> **WHAT YOU SHOULD DO**: Print the whole listing exactly.

--------------------

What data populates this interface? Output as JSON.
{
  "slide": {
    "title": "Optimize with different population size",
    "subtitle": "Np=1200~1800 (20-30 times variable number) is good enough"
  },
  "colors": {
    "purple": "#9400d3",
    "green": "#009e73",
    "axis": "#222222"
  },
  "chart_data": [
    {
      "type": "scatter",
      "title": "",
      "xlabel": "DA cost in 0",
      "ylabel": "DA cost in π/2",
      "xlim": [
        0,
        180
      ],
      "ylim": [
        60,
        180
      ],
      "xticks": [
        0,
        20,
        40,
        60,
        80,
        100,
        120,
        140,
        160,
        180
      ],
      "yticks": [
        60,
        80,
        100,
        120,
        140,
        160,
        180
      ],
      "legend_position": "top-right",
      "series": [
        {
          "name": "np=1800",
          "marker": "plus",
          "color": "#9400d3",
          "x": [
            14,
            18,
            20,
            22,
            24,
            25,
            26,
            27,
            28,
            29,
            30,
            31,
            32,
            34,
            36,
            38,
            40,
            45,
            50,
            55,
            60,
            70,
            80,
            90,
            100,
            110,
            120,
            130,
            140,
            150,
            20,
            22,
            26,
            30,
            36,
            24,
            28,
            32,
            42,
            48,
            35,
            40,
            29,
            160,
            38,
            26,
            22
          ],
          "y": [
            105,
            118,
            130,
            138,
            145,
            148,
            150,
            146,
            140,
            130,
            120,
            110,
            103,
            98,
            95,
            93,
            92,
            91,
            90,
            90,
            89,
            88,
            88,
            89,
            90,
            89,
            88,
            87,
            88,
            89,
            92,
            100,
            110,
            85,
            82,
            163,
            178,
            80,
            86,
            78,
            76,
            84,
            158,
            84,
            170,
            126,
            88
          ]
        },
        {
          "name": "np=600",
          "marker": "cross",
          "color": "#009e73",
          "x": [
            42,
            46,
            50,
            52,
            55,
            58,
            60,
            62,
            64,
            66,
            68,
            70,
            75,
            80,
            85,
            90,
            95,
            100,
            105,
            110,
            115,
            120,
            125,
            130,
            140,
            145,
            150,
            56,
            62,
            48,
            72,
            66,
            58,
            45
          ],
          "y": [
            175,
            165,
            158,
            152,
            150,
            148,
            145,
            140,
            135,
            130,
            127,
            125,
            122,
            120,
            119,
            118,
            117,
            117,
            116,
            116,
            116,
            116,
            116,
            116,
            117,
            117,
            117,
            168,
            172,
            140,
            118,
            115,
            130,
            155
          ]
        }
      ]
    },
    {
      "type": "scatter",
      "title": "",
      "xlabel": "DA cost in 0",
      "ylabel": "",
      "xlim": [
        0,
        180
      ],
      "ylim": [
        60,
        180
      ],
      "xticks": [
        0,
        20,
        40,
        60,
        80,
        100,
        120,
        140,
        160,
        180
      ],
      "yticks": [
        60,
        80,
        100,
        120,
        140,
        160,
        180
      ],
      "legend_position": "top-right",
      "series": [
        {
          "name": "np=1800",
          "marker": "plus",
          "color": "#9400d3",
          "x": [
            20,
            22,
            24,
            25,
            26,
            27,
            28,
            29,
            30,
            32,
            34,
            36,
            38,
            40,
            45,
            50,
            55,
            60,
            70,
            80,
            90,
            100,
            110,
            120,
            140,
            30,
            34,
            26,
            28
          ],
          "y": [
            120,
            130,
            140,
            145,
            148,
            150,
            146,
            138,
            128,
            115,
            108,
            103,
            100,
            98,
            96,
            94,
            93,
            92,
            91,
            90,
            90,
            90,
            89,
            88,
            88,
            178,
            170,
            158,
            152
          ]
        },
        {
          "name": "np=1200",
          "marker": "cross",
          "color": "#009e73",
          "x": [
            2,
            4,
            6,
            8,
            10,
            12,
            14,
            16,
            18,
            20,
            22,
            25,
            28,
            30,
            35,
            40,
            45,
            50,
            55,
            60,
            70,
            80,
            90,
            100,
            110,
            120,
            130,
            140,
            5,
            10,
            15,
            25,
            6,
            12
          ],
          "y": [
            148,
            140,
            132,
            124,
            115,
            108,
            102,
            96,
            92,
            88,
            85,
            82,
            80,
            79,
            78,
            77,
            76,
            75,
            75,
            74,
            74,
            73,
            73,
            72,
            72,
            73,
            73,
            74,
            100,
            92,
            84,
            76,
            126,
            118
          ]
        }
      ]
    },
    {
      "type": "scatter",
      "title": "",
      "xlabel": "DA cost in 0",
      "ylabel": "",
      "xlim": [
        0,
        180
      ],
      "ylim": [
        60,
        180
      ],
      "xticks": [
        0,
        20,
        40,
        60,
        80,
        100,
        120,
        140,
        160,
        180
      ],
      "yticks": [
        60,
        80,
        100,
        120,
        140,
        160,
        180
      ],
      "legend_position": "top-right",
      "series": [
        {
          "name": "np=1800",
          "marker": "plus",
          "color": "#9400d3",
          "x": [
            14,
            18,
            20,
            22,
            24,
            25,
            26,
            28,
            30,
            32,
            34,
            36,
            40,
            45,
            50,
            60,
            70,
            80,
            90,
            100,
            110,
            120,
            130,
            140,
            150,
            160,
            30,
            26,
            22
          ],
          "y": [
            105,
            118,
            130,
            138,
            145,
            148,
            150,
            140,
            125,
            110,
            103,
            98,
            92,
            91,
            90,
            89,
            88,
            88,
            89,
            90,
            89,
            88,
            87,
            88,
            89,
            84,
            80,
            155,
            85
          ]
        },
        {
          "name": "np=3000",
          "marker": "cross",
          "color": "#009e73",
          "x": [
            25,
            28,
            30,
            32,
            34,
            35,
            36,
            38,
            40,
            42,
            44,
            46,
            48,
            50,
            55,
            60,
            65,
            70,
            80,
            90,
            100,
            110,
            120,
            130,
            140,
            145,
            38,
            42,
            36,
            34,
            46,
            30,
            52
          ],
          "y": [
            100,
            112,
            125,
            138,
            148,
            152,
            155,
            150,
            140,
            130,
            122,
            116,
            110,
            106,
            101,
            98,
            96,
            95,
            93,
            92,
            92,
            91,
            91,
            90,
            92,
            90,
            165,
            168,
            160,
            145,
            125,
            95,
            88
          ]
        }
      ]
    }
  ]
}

--------------------

> **SOLUTION BELOW**:
What data populates this interface? Output as JSON.
{
  "slide": {
    "title": "Optimize with different population size",
    "subtitle": "Np=1200~1800 (20-30 times variable number) is good enough"
  },
  "colors": {
    "purple": "#9400d3",
    "green": "#009e73",
    "axis": "#222222"
  },
  "chart_data": [
    {
      "type": "scatter",
      "title": "",
      "xlabel": "DA cost in 0",
      "ylabel": "DA cost in π/2",
      "xlim": [
        0,
        180
      ],
      "ylim": [
        60,
        180
      ],
      "xticks": [
        0,
        20,
        40,
        60,
        80,
        100,
        120,
        140,
        160,
        180
      ],
      "yticks": [
        60,
        80,
        100,
        120,
        140,
        160,
        180
      ],
      "legend_position": "top-right",
      "series": [
        {
          "name": "np=1800",
          "marker": "plus",
          "color": "#9400d3",
          "x": [
            14,
            18,
            20,
            22,
            24,
            25,
            26,
            27,
            28,
            29,
            30,
            31,
            32,
            34,
            36,
            38,
            40,
            45,
            50,
            55,
            60,
            70,
            80,
            90,
            100,
            110,
            120,
            130,
            140,
            150,
            20,
            22,
            26,
            30,
            36,
            24,
            28,
            32,
            42,
            48,
            35,
            40,
            29,
            160,
            38,
            26,
            22
          ],
          "y": [
            105,
            118,
            130,
            138,
            145,
            148,
            150,
            146,
            140,
            130,
            120,
            110,
            103,
            98,
            95,
            93,
            92,
            91,
            90,
            90,
            89,
            88,
            88,
            89,
            90,
            89,
            88,
            87,
            88,
            89,
            92,
            100,
            110,
            85,
            82,
            163,
            178,
            80,
            86,
            78,
            76,
            84,
            158,
            84,
            170,
            126,
            88
          ]
        },
        {
          "name": "np=600",
          "marker": "cross",
          "color": "#009e73",
          "x": [
            42,
            46,
            50,
            52,
            55,
            58,
            60,
            62,
            64,
            66,
            68,
            70,
            75,
            80,
            85,
            90,
            95,
            100,
            105,
            110,
            115,
            120,
            125,
            130,
            140,
            145,
            150,
            56,
            62,
            48,
            72,
            66,
            58,
            45
          ],
          "y": [
            175,
            165,
            158,
            152,
            150,
            148,
            145,
            140,
            135,
            130,
            127,
            125,
            122,
            120,
            119,
            118,
            117,
            117,
            116,
            116,
            116,
            116,
            116,
            116,
            117,
            117,
            117,
            168,
            172,
            140,
            118,
            115,
            130,
            155
          ]
        }
      ]
    },
    {
      "type": "scatter",
      "title": "",
      "xlabel": "DA cost in 0",
      "ylabel": "",
      "xlim": [
        0,
        180
      ],
      "ylim": [
        60,
        180
      ],
      "xticks": [
        0,
        20,
        40,
        60,
        80,
        100,
        120,
        140,
        160,
        180
      ],
      "yticks": [
        60,
        80,
        100,
        120,
        140,
        160,
        180
      ],
      "legend_position": "top-right",
      "series": [
        {
          "name": "np=1800",
          "marker": "plus",
          "color": "#9400d3",
          "x": [
            20,
            22,
            24,
            25,
            26,
            27,
            28,
            29,
            30,
            32,
            34,
            36,
            38,
            40,
            45,
            50,
            55,
            60,
            70,
            80,
            90,
            100,
            110,
            120,
            140,
            30,
            34,
            26,
            28
          ],
          "y": [
            120,
            130,
            140,
            145,
            148,
            150,
            146,
            138,
            128,
            115,
            108,
            103,
            100,
            98,
            96,
            94,
            93,
            92,
            91,
            90,
            90,
            90,
            89,
            88,
            88,
            178,
            170,
            158,
            152
          ]
        },
        {
          "name": "np=1200",
          "marker": "cross",
          "color": "#009e73",
          "x": [
            2,
            4,
            6,
            8,
            10,
            12,
            14,
            16,
            18,
            20,
            22,
            25,
            28,
            30,
            35,
            40,
            45,
            50,
            55,
            60,
            70,
            80,
            90,
            100,
            110,
            120,
            130,
            140,
            5,
            10,
            15,
            25,
            6,
            12
          ],
          "y": [
            148,
            140,
            132,
            124,
            115,
            108,
            102,
            96,
            92,
            88,
            85,
            82,
            80,
            79,
            78,
            77,
            76,
            75,
            75,
            74,
            74,
            73,
            73,
            72,
            72,
            73,
            73,
            74,
            100,
            92,
            84,
            76,
            126,
            118
          ]
        }
      ]
    },
    {
      "type": "scatter",
      "title": "",
      "xlabel": "DA cost in 0",
      "ylabel": "",
      "xlim": [
        0,
        180
      ],
      "ylim": [
        60,
        180
      ],
      "xticks": [
        0,
        20,
        40,
        60,
        80,
        100,
        120,
        140,
        160,
        180
      ],
      "yticks": [
        60,
        80,
        100,
        120,
        140,
        160,
        180
      ],
      "legend_position": "top-right",
      "series": [
        {
          "name": "np=1800",
          "marker": "plus",
          "color": "#9400d3",
          "x": [
            14,
            18,
            20,
            22,
            24,
            25,
            26,
            28,
            30,
            32,
            34,
            36,
            40,
            45,
            50,
            60,
            70,
            80,
            90,
            100,
            110,
            120,
            130,
            140,
            150,
            160,
            30,
            26,
            22
          ],
          "y": [
            105,
            118,
            130,
            138,
            145,
            148,
            150,
            140,
            125,
            110,
            103,
            98,
            92,
            91,
            90,
            89,
            88,
            88,
            89,
            90,
            89,
            88,
            87,
            88,
            89,
            84,
            80,
            155,
            85
          ]
        },
        {
          "name": "np=3000",
          "marker": "cross",
          "color": "#009e73",
          "x": [
            25,
            28,
            30,
            32,
            34,
            35,
            36,
            38,
            40,
            42,
            44,
            46,
            48,
            50,
            55,
            60,
            65,
            70,
            80,
            90,
            100,
            110,
            120,
            130,
            140,
            145,
            38,
            42,
            36,
            34,
            46,
            30,
            52
          ],
          "y": [
            100,
            112,
            125,
            138,
            148,
            152,
            155,
            150,
            140,
            130,
            122,
            116,
            110,
            106,
            101,
            98,
            96,
            95,
            93,
            92,
            92,
            91,
            91,
            90,
            92,
            90,
            165,
            168,
            160,
            145,
            125,
            95,
            88
          ]
        }
      ]
    }
  ]
}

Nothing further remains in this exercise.